▶ **Exercise task**: Where a line contains the word "längd", copy that line in full.

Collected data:
>>>

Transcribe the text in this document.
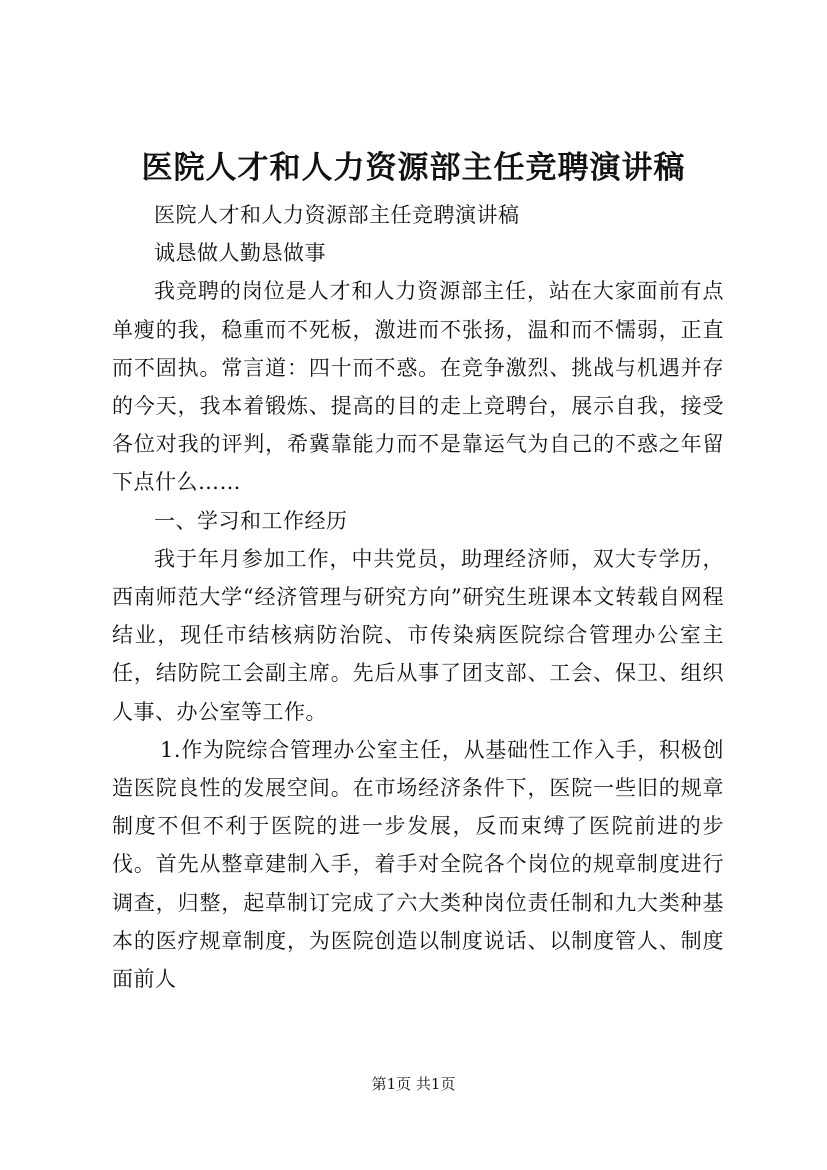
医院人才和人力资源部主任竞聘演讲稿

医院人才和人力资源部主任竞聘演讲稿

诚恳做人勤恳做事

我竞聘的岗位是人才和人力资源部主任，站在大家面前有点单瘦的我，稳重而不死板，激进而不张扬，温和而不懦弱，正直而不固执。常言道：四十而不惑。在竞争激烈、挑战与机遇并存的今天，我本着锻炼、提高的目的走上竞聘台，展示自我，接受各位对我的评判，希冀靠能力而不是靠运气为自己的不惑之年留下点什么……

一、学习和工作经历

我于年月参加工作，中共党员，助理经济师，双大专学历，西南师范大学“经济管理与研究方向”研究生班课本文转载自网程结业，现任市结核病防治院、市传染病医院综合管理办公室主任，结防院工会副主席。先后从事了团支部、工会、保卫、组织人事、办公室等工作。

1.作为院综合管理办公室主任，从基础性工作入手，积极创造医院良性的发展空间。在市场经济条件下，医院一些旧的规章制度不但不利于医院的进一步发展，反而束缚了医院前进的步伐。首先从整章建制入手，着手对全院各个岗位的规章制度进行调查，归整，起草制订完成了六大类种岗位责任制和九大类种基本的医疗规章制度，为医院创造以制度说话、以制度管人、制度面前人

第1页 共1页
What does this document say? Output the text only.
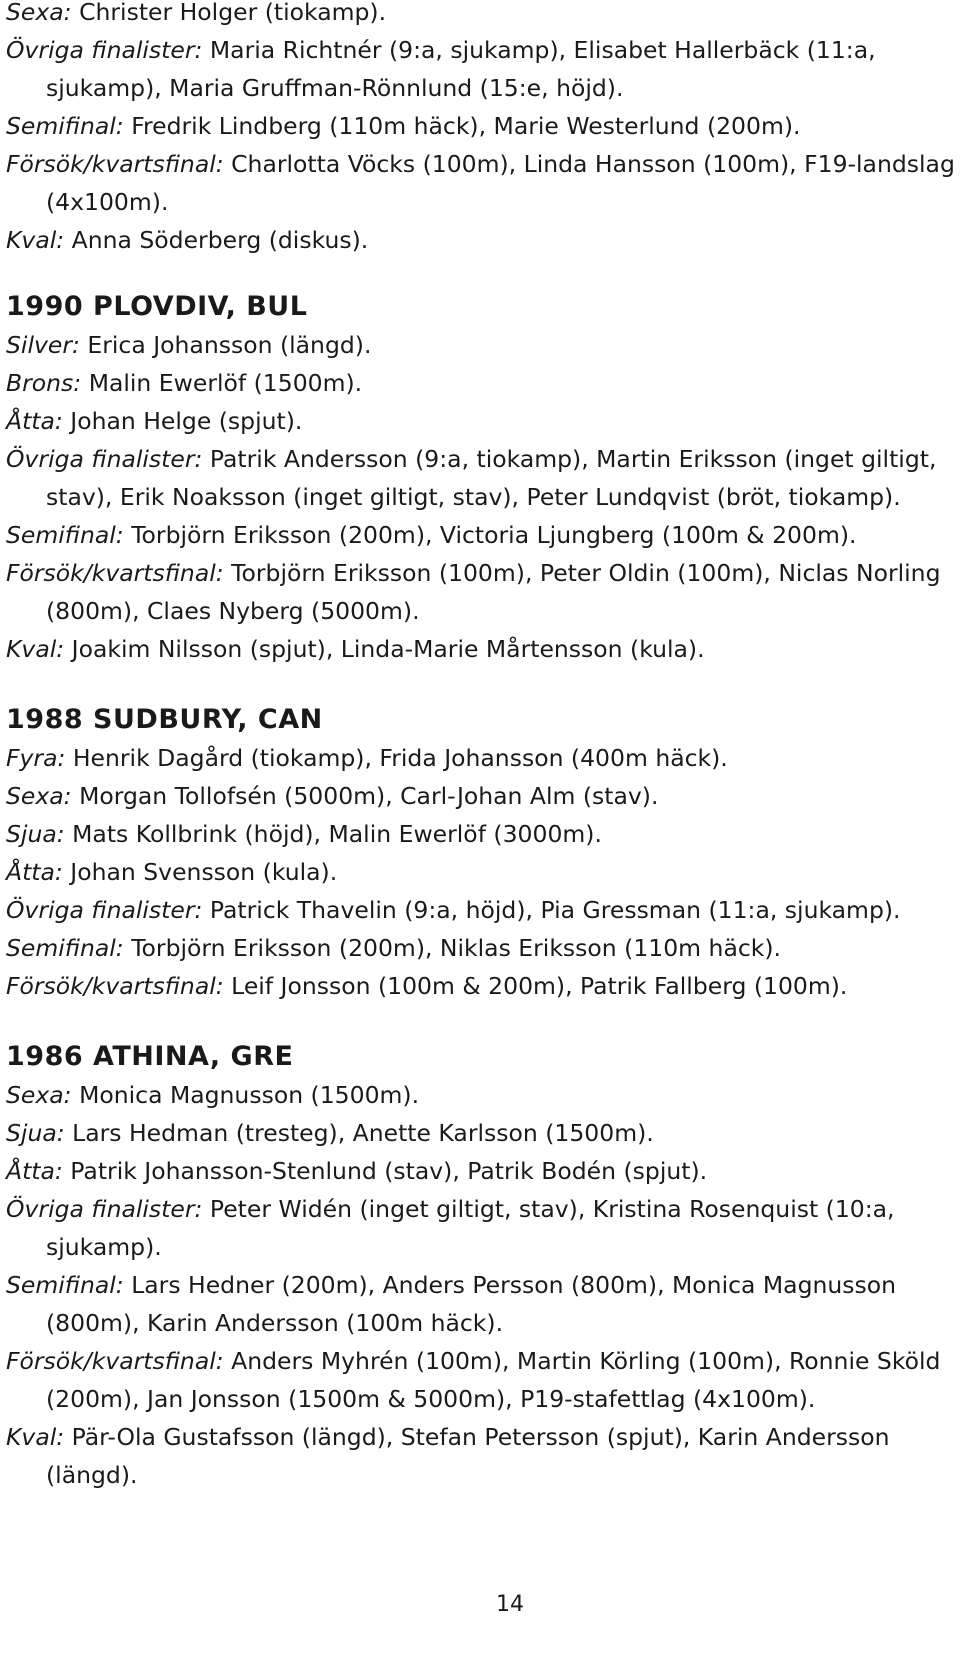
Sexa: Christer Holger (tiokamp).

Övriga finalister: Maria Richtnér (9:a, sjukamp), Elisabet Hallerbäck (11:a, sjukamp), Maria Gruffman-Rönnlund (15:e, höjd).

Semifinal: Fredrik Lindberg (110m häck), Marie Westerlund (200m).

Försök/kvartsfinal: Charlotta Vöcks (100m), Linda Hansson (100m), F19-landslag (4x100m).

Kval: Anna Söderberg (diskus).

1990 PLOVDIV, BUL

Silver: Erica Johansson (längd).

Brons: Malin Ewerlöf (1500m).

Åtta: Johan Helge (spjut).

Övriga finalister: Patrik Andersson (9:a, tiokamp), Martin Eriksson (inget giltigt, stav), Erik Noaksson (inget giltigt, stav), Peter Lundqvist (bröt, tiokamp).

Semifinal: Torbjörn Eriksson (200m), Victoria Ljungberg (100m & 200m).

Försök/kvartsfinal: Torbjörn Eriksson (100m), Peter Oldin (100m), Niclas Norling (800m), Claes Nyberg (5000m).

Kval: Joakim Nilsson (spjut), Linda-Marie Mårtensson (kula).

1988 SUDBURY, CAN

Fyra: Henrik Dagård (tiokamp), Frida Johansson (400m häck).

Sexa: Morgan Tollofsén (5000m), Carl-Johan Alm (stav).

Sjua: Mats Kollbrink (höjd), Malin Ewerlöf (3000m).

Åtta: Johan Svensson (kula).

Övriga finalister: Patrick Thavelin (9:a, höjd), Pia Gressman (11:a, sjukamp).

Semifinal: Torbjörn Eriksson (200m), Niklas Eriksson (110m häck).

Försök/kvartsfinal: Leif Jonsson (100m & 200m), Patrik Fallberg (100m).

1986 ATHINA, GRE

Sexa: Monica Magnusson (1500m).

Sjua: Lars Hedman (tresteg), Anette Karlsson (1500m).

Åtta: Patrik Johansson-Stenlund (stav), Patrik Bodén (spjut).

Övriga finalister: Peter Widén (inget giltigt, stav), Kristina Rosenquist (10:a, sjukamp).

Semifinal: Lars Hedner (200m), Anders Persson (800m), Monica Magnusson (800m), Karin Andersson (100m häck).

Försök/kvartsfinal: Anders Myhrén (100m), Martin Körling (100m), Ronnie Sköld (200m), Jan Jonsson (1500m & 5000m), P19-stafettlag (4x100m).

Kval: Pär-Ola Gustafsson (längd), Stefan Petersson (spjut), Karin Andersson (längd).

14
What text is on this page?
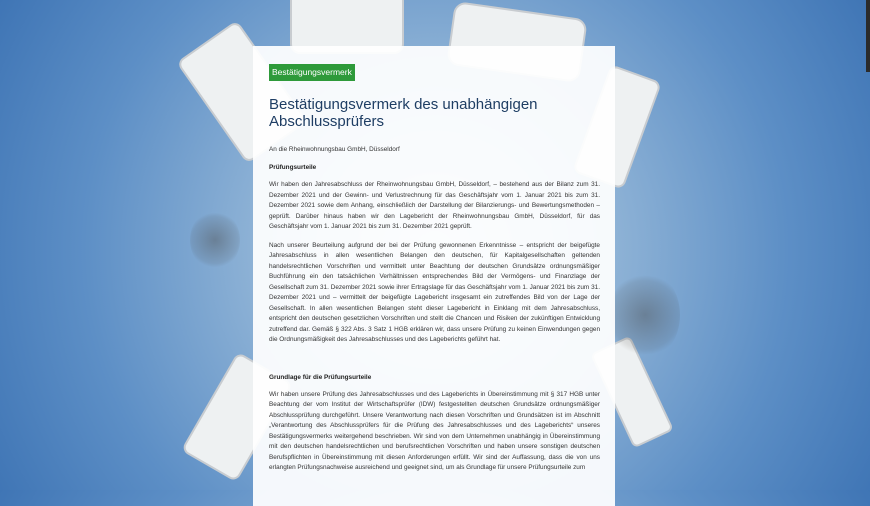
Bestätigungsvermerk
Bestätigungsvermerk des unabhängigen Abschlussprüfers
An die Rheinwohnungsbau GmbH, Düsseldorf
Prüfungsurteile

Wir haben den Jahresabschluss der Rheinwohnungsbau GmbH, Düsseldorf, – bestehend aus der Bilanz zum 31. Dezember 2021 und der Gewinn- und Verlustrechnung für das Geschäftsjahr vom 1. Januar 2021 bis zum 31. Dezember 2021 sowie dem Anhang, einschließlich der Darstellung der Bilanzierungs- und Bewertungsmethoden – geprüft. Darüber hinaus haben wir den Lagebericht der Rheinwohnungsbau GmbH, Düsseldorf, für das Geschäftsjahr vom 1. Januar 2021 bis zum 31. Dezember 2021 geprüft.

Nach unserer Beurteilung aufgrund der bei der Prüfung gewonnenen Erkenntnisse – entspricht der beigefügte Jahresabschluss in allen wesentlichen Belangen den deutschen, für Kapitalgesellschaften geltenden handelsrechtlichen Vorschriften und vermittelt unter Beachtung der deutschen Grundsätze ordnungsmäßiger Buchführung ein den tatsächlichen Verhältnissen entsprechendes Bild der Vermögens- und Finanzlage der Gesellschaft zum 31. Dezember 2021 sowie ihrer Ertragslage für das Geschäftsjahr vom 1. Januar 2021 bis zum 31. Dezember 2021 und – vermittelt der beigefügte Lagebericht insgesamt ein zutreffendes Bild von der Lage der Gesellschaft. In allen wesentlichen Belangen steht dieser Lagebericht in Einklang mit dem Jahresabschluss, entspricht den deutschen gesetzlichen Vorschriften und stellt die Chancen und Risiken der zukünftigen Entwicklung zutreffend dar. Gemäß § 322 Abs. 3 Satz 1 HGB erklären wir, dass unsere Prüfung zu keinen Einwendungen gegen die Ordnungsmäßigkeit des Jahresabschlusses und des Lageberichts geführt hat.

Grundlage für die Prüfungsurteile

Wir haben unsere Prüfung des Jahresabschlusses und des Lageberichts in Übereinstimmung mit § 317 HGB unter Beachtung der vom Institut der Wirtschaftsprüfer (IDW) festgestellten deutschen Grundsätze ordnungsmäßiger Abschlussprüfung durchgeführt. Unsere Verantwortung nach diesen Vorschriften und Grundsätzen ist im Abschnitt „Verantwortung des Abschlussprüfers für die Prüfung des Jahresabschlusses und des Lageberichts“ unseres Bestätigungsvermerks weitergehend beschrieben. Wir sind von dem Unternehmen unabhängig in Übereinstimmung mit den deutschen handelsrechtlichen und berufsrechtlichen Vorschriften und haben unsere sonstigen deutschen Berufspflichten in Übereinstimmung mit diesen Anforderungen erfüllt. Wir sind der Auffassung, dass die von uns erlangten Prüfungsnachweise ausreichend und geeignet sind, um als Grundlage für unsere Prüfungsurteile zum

<<<

▶ **Full output**:
Silver: Erica Johansson (längd).
Kval: Pär-Ola Gustafsson (längd), Stefan Petersson (spjut), Karin Andersson (längd).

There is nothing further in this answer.